| Requirement |
Check each line of the material below for "JSON", then copy the ones that contain it.

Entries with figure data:
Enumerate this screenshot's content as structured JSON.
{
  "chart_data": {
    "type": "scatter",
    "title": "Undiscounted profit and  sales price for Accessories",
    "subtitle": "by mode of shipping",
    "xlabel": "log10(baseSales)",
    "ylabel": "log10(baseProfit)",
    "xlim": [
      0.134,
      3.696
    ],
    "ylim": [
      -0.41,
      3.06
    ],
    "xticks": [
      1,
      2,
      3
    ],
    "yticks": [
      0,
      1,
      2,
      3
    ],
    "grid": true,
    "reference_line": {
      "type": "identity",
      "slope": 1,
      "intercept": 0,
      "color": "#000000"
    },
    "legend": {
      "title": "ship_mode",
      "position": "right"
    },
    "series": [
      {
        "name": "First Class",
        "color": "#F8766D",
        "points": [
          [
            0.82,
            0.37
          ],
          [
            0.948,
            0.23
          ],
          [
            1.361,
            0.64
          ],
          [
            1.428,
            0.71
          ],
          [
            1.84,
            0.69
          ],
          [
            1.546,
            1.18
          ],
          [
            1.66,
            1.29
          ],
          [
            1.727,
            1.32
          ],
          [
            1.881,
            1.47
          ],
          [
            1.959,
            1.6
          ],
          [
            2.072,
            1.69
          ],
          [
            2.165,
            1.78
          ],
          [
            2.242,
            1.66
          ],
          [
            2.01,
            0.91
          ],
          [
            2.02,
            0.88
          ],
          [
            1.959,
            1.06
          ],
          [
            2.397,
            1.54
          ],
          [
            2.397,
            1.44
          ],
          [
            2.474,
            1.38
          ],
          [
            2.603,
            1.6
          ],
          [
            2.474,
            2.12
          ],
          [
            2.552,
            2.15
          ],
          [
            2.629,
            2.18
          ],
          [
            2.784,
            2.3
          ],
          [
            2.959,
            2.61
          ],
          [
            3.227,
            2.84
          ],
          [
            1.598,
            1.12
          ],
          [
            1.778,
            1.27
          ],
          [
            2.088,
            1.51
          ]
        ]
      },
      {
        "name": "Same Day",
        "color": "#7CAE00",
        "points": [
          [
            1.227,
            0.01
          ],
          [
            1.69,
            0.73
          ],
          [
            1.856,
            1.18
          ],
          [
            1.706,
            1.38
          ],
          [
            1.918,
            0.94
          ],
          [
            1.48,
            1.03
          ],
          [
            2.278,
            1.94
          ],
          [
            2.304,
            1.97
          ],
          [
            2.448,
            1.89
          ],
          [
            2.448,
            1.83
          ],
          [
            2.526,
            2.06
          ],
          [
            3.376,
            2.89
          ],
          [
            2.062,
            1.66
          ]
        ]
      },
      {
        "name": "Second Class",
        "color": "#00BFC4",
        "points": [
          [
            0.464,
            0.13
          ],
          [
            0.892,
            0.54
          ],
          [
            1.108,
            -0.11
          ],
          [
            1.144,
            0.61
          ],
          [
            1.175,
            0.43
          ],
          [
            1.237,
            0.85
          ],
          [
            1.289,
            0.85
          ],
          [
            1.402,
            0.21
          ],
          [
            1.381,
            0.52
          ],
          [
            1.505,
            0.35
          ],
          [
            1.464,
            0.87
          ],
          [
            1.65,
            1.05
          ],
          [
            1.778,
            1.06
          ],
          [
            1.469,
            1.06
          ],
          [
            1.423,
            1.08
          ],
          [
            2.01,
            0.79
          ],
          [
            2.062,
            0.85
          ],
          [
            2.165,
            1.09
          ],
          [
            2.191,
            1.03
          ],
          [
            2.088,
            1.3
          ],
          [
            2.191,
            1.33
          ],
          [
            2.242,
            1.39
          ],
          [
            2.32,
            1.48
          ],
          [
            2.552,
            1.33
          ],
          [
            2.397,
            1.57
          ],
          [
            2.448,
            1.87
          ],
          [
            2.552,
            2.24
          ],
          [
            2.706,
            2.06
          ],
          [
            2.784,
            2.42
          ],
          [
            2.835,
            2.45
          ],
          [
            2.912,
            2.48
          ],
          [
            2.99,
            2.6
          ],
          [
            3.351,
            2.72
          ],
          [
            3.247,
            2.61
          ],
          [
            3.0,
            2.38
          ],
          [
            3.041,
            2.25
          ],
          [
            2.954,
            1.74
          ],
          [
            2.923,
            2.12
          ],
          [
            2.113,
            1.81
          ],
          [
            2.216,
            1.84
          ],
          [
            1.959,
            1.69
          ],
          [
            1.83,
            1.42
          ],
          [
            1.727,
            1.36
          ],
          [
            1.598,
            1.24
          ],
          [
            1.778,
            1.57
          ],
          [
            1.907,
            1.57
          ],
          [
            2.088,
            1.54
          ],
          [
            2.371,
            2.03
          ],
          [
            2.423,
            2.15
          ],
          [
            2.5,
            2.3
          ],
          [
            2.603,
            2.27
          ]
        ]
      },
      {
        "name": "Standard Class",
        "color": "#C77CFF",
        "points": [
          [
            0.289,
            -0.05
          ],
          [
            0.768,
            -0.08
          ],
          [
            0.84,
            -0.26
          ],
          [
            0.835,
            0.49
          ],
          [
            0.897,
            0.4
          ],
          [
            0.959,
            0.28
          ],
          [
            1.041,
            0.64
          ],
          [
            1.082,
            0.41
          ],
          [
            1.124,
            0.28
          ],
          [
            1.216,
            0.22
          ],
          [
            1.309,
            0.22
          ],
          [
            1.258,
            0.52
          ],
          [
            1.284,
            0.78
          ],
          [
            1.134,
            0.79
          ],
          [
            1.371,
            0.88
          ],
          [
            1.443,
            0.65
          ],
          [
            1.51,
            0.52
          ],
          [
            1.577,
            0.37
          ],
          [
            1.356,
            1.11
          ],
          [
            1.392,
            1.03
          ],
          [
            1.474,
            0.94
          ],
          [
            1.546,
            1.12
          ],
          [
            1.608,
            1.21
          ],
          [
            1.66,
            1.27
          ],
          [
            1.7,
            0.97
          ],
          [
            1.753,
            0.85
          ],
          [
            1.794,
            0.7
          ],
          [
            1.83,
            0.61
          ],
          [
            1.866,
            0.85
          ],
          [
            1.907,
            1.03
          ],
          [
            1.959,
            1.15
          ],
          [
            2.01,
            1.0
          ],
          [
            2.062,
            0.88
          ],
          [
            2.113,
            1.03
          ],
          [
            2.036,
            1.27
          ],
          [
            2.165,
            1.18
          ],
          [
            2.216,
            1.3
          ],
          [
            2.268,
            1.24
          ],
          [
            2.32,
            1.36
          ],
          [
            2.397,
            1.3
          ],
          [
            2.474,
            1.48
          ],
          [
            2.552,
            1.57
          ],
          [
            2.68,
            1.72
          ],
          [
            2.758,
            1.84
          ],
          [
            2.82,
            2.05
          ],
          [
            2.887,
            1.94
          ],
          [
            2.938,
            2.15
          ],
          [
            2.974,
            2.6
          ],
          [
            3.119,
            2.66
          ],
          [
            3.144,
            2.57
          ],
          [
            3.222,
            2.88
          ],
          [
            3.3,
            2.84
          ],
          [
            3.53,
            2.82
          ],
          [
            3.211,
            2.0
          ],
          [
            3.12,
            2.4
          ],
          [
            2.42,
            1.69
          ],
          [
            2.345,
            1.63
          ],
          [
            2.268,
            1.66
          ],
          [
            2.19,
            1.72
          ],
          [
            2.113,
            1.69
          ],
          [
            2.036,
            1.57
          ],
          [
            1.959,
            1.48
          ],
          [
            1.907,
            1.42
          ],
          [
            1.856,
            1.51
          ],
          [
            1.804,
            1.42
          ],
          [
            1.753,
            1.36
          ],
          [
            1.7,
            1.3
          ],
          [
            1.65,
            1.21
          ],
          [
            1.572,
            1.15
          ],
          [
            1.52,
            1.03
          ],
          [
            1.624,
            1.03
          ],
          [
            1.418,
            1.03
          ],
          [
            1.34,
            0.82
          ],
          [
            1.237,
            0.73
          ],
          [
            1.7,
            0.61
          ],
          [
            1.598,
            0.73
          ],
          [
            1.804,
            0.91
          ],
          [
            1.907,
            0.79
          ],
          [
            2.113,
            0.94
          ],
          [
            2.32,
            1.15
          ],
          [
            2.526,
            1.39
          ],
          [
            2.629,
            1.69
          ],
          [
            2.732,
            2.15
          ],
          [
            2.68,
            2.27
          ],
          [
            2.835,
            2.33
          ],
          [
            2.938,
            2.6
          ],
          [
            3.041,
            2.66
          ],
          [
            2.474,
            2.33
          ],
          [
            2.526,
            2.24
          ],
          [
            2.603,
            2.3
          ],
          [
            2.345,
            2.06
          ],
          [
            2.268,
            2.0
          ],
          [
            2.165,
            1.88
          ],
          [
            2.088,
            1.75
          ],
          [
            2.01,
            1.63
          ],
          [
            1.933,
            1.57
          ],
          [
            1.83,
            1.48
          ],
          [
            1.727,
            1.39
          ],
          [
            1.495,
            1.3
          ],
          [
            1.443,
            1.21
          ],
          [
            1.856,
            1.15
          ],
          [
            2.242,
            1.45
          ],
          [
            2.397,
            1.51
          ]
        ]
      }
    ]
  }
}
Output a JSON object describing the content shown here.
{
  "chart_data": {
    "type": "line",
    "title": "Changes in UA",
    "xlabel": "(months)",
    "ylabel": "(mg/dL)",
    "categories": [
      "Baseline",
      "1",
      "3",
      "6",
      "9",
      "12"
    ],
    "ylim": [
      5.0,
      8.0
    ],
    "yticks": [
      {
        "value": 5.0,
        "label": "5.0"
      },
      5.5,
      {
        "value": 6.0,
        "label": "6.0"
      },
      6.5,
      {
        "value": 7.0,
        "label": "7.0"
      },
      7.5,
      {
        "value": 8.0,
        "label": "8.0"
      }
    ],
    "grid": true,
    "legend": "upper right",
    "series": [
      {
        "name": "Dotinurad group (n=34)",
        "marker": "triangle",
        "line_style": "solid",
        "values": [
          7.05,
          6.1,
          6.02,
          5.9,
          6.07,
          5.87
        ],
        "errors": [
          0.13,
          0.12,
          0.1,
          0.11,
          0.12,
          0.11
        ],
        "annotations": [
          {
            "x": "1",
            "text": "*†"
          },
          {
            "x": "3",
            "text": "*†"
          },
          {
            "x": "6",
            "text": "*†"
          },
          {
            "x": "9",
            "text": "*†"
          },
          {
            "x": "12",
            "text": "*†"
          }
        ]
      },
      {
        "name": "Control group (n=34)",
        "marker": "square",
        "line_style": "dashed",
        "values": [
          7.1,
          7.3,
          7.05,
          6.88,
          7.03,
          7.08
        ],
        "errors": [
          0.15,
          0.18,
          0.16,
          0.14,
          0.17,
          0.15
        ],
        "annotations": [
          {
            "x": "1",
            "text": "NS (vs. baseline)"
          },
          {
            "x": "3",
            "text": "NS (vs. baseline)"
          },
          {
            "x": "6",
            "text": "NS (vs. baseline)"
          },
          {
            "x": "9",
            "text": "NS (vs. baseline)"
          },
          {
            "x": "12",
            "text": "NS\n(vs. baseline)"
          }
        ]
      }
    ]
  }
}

| Complete output |
Enumerate this screenshot's content as structured JSON.
Output a JSON object describing the content shown here.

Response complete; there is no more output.